*Stated exercise A:* In the passage about newspaper carrier boys, how much could boys with large routes collect on a New Year's morning?
*Stated exercise B:* Write out the newspaper carrier passage word for word, starting at "Newspaper carrier positions" and ending at "duties . . . .".

>> Start Excerpted passage

Newspaper carrier positions were much sought after in those days, and the competition for places made it possible for the publishers to select some of the brightest boys, many of whom represented excellent families. When the route was secured, the lads endured a training that proved valuable later in life; so, most of them developed into prosperous citizens, especially if they profited by the lessons in self-reliance, industry, and punctuality that were essentials to success in delivering papers.
Persons have been accustomed to praise mail carriers and have been glad to contribute to the Christmas gifts for these public servants, but few of them appreciate the efforts of the boys who have to start out before breakfast and to trot about long before dawn to distribute the morning papers in season to attend their regular school duties . . . .
When daily papers were first issued and boys were installed in the new business of delivering copies to customers along city routes, people were more appreciative of their efforts and usually rewarded them at least once a year, when reminded at New Year’s of their debt to the messengers who had braved all conditions of weather to leave the record of the previous day’s news on their door-steps in season for perusal at breakfast. From this sense of obligation to the carrier boys started the custom of distributing a New Year’s address as a hint that something was expected as extra reward for service rendered. Thus, after the papers had been delivered on January the boys were accustomed to go over their routes again and to leave each customer a sheet on which verses written for the occasion by some friend of the carriers were printed. The subscriber knew what this meant, and his response was a fee that varied in size from five cents to one dollar, so that boys with large routes often collected as much as fifty dollars on a New Year’s morning. If the day was stormy or the route had been made difficult by a fresh fall of snow, the pluck of the boy in getting about promptly before the paths were trodden was likely to be rewarded generously.

>> End Excerpted passage
>> Start Records shown

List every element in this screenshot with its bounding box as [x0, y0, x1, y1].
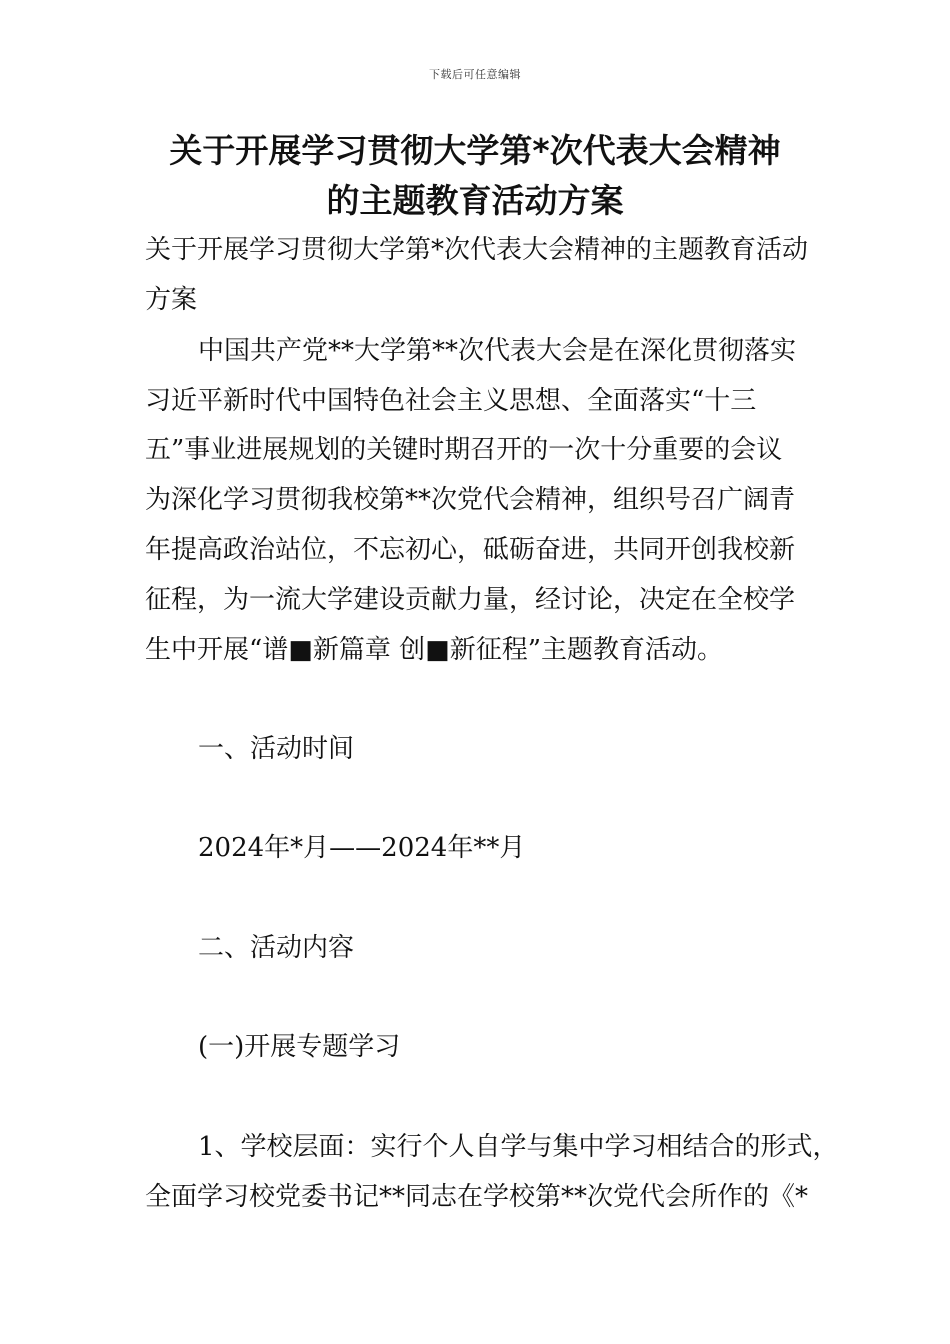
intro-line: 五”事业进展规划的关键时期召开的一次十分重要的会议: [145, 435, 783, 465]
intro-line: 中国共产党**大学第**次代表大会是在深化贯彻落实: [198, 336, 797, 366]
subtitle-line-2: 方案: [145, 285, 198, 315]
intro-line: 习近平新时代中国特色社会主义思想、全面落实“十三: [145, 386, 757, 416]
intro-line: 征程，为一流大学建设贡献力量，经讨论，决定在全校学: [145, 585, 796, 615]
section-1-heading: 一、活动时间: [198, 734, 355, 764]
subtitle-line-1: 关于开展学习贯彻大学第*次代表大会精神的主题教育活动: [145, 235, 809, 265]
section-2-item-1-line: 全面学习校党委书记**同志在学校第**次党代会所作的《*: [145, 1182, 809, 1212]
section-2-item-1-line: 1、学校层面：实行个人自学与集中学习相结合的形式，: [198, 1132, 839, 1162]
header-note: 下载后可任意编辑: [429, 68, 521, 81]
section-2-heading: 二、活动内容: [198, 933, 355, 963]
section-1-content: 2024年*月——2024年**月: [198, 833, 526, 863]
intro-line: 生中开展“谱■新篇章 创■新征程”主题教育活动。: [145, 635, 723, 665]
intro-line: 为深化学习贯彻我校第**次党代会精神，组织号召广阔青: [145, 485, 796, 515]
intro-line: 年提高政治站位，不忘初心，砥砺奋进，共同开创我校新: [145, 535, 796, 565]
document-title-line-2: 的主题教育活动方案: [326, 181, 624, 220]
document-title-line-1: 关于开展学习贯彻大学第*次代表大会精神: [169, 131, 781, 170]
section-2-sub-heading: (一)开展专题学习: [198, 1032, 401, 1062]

>> End Records shown
>> Start Records shown

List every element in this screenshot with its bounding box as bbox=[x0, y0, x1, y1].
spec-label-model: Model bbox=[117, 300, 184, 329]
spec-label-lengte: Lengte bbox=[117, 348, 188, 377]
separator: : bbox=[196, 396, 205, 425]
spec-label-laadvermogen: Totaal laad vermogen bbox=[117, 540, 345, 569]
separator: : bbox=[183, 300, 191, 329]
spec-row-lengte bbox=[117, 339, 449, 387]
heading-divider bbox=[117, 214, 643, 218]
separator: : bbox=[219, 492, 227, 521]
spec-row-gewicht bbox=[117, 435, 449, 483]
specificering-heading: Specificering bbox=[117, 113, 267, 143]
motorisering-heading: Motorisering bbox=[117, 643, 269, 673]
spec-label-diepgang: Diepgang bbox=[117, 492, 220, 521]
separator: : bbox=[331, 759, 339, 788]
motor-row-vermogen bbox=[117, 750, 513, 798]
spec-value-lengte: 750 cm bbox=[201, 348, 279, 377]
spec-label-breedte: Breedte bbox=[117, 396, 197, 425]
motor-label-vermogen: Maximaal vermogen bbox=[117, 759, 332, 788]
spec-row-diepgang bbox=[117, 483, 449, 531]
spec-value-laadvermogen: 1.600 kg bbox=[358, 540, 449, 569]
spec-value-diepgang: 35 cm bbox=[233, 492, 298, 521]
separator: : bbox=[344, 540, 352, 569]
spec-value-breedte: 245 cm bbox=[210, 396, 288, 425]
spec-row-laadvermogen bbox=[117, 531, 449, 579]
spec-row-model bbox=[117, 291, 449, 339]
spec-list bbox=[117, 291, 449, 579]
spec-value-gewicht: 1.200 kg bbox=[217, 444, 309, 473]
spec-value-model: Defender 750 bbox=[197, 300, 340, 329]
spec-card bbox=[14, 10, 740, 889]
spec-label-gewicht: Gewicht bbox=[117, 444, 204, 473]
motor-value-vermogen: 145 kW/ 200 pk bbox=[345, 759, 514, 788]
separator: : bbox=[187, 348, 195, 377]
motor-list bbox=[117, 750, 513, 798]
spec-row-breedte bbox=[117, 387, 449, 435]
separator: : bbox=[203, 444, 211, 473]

>> End Records shown
>> Start Records shown

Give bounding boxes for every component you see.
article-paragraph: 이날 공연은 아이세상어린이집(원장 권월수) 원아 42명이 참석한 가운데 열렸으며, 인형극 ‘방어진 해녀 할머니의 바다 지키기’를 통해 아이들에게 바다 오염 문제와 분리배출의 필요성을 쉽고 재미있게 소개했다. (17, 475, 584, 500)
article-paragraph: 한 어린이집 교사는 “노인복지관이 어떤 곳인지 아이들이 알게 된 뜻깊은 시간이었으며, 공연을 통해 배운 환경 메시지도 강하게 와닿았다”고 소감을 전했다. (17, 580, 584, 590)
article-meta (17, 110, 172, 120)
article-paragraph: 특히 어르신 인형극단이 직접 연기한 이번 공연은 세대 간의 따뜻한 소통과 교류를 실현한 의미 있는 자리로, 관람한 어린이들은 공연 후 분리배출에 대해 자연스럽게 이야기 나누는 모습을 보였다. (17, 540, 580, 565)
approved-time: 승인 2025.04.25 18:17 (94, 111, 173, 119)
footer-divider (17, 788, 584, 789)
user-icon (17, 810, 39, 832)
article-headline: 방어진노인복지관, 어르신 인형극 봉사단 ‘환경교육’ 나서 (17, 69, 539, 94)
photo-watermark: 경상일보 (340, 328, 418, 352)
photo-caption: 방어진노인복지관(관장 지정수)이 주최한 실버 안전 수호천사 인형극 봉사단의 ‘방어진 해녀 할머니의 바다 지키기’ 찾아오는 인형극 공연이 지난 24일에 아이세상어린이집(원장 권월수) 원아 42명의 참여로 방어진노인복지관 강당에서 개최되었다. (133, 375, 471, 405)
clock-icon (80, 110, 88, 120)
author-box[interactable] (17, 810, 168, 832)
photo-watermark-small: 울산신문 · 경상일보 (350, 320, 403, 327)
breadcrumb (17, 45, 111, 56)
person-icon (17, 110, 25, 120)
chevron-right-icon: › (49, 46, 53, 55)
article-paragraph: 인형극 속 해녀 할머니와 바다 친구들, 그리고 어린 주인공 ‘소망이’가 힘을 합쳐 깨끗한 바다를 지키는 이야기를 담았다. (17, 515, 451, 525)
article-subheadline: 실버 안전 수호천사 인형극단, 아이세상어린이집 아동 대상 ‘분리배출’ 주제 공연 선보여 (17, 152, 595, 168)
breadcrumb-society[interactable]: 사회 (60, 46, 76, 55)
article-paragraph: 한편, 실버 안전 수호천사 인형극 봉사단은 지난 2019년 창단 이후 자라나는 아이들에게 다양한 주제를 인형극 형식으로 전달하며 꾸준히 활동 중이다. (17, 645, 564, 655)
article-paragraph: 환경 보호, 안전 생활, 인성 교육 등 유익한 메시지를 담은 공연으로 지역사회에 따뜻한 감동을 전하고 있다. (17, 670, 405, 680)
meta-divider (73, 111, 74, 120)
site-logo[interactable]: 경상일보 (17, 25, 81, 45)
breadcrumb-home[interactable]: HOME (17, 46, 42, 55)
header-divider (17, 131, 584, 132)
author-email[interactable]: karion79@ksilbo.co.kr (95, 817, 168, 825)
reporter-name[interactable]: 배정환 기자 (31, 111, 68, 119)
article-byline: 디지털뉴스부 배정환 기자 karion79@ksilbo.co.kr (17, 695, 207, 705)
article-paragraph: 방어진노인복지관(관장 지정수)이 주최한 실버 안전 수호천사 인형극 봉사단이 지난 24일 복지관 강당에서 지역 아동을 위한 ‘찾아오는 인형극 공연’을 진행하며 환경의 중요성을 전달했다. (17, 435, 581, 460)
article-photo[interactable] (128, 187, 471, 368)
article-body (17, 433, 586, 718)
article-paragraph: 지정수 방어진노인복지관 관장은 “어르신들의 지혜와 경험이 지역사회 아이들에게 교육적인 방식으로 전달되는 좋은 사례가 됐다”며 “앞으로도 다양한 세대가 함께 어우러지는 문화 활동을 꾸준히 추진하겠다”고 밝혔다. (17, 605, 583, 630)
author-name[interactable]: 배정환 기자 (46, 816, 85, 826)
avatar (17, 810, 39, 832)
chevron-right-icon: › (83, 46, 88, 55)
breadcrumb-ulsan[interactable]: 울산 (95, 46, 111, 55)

>> End Records shown

*Full response A:* As much as fifty dollars.

*Full response B:*
Newspaper carrier positions were much sought after in those days, and the competition for places made it possible for the publishers to select some of the brightest boys, many of whom represented excellent families. When the route was secured, the lads endured a training that proved valuable later in life; so, most of them developed into prosperous citizens, especially if they profited by the lessons in self-reliance, industry, and punctuality that were essentials to success in delivering papers.
Persons have been accustomed to praise mail carriers and have been glad to contribute to the Christmas gifts for these public servants, but few of them appreciate the efforts of the boys who have to start out before breakfast and to trot about long before dawn to distribute the morning papers in season to attend their regular school duties . . . .